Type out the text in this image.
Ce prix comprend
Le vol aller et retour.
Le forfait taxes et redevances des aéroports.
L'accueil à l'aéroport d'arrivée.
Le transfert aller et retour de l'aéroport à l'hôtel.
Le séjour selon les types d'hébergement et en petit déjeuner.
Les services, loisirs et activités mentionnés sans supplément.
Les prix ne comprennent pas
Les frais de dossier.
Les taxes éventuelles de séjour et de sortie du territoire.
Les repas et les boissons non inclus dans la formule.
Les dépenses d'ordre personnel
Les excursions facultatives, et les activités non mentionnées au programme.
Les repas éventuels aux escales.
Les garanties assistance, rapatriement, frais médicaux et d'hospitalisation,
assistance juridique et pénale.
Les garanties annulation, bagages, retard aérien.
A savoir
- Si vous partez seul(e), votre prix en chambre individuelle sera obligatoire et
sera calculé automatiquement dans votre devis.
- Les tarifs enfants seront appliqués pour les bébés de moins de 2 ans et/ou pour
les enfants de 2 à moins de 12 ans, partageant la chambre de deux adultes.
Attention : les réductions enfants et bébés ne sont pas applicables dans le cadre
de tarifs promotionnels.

**Exercise directions**
Look above for every line with the word "garanties" and copy it.

**Exercise result**
Les garanties assistance, rapatriement, frais médicaux et d'hospitalisation,
Les garanties annulation, bagages, retard aérien.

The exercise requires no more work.